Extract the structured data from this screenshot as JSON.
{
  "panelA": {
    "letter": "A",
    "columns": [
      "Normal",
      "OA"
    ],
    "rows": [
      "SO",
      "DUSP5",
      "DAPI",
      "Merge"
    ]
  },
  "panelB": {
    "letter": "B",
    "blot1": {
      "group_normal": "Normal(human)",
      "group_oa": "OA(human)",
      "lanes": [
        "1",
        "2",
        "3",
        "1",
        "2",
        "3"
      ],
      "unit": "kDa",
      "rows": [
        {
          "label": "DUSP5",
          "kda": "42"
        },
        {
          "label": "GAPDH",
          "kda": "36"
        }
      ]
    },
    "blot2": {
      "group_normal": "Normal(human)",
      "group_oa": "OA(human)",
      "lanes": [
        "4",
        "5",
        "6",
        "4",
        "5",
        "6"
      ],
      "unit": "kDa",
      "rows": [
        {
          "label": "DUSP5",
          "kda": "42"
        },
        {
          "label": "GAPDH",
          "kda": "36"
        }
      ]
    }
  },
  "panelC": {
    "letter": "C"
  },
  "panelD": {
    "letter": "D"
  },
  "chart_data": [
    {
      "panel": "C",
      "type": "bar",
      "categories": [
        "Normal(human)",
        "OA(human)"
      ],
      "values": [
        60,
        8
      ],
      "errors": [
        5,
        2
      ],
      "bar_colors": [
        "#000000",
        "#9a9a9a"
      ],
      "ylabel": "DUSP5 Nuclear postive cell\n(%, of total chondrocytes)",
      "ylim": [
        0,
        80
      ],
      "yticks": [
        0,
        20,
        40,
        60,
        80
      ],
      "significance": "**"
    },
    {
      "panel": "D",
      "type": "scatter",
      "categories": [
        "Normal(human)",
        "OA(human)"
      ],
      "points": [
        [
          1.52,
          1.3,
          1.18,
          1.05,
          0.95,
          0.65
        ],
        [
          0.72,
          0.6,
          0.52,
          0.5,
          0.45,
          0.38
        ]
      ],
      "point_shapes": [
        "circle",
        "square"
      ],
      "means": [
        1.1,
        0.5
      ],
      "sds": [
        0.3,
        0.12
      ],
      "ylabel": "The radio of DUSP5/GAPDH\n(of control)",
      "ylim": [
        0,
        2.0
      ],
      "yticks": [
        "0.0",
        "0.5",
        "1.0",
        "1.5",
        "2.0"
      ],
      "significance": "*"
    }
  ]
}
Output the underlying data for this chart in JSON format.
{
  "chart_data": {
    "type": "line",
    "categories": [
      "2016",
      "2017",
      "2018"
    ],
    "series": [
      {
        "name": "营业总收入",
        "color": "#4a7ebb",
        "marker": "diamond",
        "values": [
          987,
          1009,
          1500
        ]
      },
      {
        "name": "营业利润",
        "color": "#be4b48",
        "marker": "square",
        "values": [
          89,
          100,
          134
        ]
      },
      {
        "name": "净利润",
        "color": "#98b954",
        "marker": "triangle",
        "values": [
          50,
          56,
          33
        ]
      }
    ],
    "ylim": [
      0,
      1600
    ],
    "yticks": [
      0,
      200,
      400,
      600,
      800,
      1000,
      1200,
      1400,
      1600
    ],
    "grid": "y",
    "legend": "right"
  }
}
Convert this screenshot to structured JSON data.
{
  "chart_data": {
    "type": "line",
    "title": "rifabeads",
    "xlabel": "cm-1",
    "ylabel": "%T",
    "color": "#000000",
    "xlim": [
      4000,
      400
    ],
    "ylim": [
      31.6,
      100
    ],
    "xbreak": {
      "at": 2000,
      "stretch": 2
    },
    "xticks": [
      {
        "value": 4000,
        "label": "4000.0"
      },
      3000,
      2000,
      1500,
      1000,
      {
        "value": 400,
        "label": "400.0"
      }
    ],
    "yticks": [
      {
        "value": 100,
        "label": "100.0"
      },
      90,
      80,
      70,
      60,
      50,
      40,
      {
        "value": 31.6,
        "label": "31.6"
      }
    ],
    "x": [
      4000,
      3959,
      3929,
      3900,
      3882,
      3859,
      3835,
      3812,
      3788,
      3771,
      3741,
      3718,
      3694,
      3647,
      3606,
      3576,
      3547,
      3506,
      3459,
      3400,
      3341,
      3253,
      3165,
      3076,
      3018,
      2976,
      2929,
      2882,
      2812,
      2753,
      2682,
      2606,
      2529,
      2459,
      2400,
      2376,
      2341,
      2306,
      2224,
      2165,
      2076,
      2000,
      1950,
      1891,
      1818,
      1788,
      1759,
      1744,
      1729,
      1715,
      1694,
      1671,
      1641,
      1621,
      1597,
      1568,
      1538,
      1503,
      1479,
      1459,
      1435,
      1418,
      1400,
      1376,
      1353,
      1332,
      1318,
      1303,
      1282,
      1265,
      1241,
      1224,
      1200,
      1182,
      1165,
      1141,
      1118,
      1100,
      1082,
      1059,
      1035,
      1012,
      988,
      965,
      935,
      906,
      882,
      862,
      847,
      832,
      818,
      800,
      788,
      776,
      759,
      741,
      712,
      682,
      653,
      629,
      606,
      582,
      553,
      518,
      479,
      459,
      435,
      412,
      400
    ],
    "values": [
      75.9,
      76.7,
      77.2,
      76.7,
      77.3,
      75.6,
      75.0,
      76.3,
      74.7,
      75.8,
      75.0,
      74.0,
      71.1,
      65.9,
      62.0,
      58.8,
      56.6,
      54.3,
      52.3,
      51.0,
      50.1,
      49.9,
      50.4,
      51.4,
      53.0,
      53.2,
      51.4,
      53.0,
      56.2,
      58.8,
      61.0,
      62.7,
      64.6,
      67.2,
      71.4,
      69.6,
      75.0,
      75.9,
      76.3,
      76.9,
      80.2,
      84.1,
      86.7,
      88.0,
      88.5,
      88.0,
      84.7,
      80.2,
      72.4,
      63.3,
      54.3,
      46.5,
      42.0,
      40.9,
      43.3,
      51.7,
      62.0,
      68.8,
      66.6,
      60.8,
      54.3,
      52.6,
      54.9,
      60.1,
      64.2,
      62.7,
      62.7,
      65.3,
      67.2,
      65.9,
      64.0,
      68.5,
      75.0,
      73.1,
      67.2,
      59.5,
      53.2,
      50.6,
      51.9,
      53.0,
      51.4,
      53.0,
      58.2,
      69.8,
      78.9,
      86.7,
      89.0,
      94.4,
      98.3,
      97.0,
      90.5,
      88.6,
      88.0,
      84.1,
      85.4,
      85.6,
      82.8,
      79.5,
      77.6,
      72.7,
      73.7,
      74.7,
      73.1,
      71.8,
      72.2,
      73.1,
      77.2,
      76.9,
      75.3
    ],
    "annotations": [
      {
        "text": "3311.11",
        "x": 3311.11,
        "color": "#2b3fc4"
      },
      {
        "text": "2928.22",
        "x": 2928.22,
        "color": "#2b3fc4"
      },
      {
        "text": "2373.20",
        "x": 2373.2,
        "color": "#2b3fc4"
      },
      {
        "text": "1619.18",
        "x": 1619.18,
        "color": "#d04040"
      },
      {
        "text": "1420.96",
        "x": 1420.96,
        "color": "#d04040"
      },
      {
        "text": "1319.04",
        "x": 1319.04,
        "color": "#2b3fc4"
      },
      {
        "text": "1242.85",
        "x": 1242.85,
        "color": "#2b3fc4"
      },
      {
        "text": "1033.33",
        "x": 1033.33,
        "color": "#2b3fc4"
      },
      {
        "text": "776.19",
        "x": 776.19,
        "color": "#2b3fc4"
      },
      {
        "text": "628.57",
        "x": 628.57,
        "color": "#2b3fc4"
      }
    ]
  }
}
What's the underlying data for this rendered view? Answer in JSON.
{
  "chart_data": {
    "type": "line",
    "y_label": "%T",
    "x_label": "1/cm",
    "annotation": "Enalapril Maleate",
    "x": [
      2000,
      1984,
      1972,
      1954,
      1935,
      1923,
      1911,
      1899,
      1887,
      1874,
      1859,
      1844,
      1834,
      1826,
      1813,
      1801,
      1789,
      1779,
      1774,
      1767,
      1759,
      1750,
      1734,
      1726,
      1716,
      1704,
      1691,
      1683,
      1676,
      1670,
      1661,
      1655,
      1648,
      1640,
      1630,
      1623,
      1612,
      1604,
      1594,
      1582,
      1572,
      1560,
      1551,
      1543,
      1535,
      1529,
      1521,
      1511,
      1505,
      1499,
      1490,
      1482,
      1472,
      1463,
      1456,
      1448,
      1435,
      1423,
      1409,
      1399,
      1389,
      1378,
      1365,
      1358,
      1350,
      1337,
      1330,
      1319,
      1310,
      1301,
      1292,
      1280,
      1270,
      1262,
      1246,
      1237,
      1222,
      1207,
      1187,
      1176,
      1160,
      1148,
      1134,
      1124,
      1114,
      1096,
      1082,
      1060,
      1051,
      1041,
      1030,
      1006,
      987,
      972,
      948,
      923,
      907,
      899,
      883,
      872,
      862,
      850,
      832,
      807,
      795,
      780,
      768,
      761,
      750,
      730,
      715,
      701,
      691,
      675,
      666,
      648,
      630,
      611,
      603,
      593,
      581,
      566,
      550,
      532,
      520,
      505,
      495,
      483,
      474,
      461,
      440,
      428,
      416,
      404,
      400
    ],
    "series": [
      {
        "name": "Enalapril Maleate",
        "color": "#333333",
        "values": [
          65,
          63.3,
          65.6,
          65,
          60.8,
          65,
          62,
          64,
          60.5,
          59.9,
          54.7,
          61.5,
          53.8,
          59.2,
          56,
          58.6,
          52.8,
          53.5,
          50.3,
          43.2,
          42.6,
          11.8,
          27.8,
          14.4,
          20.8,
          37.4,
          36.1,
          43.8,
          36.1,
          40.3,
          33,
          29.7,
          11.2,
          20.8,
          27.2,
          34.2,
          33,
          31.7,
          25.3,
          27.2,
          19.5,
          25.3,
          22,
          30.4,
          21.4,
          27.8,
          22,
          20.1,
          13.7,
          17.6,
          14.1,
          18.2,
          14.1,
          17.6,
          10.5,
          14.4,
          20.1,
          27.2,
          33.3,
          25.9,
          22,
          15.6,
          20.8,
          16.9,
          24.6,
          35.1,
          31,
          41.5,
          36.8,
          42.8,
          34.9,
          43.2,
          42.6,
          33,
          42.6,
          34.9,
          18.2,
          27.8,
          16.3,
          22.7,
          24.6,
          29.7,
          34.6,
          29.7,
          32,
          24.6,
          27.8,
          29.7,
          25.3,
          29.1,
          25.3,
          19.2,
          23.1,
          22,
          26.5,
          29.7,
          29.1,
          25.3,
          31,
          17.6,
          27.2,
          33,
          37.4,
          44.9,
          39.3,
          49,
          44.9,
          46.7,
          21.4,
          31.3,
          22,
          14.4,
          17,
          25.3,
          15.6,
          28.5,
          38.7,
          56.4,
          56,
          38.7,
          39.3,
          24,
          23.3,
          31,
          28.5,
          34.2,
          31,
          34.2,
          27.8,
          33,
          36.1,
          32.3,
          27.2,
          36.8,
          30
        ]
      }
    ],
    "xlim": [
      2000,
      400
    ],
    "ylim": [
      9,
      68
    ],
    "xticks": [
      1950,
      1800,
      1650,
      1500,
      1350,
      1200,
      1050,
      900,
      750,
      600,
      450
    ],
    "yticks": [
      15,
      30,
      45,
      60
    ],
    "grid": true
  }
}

◆ ◆ ◆

- [Directions]:
For the entries above, count the lines that contain the string "marker", and state that number without further comment.

- [Response to the exercise]:
3